**Task objective**
The required output is a single number: how many lines of the material contain the string "from".

**Material for the task**
- - - - - - -
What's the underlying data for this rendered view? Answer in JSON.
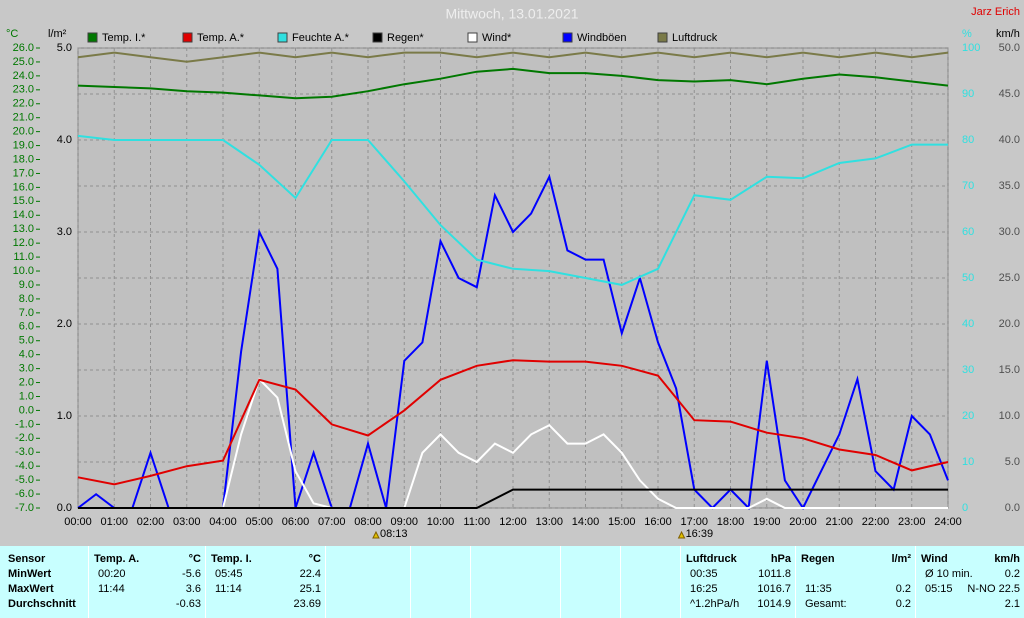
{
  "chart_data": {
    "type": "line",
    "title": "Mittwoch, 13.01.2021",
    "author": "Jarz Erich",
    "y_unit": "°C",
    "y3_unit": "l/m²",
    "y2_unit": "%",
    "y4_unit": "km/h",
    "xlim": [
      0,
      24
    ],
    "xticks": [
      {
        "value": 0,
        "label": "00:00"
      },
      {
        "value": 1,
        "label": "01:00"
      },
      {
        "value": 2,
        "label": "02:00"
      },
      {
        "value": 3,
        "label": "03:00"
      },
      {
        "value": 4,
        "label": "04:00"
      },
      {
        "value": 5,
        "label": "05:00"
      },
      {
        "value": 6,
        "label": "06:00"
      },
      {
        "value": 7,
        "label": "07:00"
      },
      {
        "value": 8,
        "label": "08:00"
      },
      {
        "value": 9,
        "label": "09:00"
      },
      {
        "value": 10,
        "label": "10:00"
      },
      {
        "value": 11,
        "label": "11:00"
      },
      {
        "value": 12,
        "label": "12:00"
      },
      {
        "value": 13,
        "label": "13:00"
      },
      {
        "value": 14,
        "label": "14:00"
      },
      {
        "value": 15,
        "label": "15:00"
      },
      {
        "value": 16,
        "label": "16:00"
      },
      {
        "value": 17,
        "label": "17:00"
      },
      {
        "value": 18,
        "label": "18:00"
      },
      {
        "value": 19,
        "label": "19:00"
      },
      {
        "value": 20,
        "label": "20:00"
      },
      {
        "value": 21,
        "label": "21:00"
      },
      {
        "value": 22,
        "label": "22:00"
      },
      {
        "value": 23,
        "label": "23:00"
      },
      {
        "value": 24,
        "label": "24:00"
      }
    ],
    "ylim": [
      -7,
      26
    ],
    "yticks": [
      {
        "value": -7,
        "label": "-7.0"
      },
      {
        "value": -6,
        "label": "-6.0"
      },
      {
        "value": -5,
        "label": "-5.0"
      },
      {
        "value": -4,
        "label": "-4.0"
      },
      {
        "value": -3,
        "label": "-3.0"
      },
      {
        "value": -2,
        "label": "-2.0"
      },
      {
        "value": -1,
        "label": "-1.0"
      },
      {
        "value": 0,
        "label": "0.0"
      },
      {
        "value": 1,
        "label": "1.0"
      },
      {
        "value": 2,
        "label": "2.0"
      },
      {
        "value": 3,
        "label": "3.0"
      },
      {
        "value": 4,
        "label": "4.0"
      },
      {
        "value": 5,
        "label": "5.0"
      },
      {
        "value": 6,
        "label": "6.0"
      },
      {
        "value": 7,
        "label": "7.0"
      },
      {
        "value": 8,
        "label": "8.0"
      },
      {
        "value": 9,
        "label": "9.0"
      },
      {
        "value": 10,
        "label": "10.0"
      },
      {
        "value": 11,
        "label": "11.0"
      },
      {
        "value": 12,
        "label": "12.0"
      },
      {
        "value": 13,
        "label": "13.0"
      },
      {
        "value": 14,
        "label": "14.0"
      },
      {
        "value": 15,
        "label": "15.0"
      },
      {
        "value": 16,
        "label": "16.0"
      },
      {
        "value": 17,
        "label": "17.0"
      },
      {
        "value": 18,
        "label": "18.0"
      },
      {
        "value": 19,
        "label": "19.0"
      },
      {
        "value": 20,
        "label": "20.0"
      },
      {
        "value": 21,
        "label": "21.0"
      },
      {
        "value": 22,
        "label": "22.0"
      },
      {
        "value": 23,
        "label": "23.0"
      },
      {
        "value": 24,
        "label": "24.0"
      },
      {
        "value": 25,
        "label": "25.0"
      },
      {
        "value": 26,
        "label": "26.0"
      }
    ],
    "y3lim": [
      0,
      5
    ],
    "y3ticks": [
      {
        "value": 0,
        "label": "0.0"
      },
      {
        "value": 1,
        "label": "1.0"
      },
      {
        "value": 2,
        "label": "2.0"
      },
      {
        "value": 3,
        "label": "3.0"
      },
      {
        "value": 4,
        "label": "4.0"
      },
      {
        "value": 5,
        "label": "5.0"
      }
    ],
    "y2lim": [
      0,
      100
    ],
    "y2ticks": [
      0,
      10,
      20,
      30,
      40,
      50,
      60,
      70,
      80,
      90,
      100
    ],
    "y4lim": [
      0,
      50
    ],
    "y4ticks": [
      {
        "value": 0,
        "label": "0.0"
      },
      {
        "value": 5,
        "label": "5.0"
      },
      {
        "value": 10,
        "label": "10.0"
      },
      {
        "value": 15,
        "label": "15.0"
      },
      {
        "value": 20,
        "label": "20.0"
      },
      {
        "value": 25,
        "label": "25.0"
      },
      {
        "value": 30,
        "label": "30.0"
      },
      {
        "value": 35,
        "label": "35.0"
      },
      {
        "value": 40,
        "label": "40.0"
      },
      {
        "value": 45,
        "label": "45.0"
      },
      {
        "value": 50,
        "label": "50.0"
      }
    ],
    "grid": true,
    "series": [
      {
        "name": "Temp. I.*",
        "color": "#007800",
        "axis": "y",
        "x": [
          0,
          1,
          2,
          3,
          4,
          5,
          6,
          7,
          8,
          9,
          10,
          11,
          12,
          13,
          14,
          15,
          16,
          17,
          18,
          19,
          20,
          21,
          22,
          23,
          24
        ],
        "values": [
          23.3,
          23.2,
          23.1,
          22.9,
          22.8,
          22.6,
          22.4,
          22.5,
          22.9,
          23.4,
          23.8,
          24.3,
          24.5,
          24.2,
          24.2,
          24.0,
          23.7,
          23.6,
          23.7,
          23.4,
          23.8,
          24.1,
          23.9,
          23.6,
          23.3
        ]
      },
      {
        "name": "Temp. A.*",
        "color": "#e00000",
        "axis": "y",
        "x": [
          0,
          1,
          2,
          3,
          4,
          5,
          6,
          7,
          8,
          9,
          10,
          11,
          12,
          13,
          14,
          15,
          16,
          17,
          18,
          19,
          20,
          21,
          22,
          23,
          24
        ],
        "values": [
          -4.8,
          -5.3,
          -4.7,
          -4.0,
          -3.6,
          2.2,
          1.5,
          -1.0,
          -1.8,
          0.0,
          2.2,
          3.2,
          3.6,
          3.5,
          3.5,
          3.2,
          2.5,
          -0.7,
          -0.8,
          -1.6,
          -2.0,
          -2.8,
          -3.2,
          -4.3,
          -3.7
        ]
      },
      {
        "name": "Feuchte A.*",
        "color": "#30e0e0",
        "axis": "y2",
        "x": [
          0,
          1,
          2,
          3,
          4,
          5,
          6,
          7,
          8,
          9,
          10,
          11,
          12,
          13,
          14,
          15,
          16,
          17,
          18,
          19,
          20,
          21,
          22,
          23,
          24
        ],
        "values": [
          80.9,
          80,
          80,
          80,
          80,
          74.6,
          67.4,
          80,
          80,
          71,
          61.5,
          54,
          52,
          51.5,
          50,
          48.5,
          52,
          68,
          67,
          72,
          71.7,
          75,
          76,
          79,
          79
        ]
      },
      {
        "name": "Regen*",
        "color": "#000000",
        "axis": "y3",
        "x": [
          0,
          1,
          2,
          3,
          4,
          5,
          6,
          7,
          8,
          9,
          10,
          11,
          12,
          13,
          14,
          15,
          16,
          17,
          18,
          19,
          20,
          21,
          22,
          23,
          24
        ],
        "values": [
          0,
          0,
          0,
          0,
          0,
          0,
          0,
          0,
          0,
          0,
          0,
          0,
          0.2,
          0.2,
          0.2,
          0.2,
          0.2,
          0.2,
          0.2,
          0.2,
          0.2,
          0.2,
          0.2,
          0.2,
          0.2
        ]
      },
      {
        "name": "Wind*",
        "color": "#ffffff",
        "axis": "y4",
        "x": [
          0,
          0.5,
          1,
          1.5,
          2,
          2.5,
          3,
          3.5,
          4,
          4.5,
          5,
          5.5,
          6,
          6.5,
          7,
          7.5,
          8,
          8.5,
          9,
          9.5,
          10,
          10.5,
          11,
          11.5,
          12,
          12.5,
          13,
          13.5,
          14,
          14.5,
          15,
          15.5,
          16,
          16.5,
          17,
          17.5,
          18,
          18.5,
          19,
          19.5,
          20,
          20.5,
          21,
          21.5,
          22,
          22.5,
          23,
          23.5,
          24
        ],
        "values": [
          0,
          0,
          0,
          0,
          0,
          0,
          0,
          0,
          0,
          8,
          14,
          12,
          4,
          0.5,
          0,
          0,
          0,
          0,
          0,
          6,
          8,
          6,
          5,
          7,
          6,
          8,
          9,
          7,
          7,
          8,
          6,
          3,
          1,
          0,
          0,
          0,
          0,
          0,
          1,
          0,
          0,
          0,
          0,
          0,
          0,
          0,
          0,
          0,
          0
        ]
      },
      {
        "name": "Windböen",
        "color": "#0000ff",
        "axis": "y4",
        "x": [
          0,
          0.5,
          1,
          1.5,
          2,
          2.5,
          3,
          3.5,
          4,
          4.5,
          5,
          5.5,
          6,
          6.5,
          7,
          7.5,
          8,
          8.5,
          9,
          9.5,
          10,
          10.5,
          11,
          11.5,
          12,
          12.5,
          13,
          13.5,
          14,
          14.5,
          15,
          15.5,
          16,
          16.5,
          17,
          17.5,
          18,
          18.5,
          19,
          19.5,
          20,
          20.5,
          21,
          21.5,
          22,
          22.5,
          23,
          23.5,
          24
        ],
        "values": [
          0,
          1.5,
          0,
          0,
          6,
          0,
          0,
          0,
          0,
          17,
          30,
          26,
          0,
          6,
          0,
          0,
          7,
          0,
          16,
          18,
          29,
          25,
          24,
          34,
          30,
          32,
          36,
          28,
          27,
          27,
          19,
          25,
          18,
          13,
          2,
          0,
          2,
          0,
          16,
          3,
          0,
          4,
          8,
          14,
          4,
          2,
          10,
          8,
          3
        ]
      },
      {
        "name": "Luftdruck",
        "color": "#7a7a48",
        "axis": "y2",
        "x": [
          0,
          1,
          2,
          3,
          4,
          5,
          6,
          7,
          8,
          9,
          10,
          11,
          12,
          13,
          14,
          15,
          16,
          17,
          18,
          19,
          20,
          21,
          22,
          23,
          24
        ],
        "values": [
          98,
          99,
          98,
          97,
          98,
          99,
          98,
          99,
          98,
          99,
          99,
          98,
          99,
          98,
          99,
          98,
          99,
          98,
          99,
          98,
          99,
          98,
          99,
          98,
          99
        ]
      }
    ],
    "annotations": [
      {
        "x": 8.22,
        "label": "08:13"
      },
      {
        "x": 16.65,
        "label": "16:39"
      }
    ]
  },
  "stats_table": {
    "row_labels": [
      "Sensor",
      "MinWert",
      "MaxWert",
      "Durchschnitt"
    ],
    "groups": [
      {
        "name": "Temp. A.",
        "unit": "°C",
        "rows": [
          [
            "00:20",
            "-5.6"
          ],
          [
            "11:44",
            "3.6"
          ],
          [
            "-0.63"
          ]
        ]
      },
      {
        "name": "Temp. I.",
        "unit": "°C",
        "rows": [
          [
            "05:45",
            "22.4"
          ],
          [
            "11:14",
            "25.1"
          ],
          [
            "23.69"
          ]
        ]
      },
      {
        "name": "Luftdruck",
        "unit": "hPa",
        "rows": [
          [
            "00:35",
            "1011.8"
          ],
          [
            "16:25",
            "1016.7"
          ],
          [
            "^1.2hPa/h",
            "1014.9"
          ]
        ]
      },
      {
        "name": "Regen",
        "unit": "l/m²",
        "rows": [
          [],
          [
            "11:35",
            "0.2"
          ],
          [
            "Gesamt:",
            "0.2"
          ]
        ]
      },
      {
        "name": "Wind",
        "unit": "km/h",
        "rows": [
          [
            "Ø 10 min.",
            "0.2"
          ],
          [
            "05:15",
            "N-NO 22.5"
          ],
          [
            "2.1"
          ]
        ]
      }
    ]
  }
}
- - - - - - -
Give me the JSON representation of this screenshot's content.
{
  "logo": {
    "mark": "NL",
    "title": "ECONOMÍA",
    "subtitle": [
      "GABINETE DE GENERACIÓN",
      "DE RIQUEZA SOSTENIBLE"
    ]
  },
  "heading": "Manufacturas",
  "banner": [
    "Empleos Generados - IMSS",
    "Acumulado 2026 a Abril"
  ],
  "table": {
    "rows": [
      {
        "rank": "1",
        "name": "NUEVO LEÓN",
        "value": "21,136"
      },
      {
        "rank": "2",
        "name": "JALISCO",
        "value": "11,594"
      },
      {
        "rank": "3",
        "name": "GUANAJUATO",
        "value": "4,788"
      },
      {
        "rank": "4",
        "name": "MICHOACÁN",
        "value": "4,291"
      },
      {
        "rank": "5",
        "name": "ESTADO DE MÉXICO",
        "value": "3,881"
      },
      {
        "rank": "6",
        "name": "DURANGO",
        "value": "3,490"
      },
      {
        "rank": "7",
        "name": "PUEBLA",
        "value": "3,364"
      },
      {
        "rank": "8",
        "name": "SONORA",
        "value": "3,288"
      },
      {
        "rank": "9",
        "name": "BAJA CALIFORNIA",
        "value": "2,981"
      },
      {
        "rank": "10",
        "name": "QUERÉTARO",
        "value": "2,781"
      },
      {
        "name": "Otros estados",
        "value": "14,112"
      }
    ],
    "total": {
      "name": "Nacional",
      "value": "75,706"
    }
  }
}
- - - - - - -
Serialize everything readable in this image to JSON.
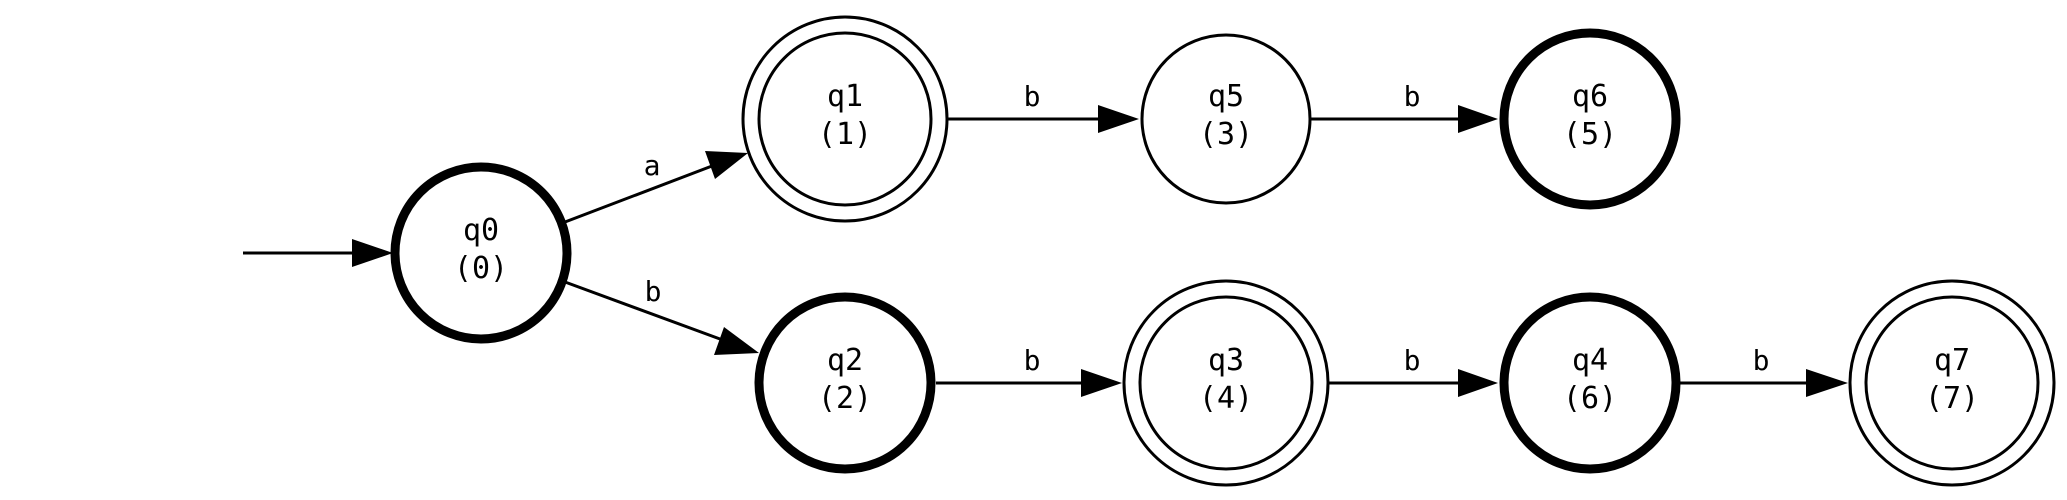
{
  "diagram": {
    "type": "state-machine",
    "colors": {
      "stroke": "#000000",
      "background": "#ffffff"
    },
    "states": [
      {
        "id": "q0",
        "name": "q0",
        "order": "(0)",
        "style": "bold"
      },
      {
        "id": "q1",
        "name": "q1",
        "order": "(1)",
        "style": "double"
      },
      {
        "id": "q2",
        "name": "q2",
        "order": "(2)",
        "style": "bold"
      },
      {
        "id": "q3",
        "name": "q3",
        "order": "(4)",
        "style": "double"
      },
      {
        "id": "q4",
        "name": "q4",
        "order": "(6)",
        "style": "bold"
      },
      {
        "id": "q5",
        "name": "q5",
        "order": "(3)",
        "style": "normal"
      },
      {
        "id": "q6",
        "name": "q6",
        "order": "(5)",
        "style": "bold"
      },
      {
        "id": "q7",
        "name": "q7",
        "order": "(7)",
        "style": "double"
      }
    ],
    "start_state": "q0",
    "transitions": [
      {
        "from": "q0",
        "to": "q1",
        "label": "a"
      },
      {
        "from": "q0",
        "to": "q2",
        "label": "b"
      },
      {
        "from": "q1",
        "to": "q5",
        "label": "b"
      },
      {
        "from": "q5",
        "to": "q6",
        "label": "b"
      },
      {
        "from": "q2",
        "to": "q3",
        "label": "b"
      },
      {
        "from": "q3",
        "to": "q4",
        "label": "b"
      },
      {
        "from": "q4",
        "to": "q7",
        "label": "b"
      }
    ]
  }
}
- - - - - - -
**Correct output**
7